*Stored entries*.
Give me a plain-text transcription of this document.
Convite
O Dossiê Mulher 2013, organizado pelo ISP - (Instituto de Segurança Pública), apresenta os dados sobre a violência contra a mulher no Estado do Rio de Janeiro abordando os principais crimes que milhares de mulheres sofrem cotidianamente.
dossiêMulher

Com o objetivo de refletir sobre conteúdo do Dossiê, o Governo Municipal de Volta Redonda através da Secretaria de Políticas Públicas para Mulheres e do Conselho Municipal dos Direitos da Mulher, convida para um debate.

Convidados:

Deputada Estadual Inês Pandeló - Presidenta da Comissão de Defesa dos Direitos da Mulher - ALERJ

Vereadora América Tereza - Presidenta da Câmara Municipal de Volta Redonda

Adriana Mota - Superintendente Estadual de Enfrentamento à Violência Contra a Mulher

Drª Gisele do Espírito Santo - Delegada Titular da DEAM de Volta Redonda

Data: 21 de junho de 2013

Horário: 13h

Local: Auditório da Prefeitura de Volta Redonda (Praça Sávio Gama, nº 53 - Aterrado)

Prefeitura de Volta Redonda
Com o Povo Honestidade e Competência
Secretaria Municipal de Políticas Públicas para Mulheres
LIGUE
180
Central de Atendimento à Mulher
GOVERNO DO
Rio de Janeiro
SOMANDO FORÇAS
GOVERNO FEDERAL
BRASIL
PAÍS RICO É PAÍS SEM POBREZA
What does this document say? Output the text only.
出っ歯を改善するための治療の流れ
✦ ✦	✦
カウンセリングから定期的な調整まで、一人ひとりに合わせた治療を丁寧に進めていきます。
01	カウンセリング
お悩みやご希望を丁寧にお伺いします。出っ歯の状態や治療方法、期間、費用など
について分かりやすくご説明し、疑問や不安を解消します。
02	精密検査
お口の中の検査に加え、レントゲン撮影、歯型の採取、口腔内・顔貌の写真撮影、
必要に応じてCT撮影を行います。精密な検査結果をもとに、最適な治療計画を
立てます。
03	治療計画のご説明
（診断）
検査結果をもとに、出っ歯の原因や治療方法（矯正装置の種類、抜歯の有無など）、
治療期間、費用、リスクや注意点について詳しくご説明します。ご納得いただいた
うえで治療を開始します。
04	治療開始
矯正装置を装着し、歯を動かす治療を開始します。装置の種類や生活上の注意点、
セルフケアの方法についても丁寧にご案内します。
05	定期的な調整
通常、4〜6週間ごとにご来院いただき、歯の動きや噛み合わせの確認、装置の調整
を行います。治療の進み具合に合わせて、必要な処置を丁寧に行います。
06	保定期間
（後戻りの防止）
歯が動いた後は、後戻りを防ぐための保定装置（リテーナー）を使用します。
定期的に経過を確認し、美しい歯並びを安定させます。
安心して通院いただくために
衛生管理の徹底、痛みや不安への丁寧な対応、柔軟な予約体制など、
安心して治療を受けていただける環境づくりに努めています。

*Your objective*. From the material above, gather all lines that include the string "Secretaria" and copy them.

*Solution to the problem*.
Com o objetivo de refletir sobre conteúdo do Dossiê, o Governo Municipal de Volta Redonda através da Secretaria de Políticas Públicas para Mulheres e do Conselho Municipal dos Direitos da Mulher, convida para um debate.
Secretaria Municipal de Políticas Públicas para Mulheres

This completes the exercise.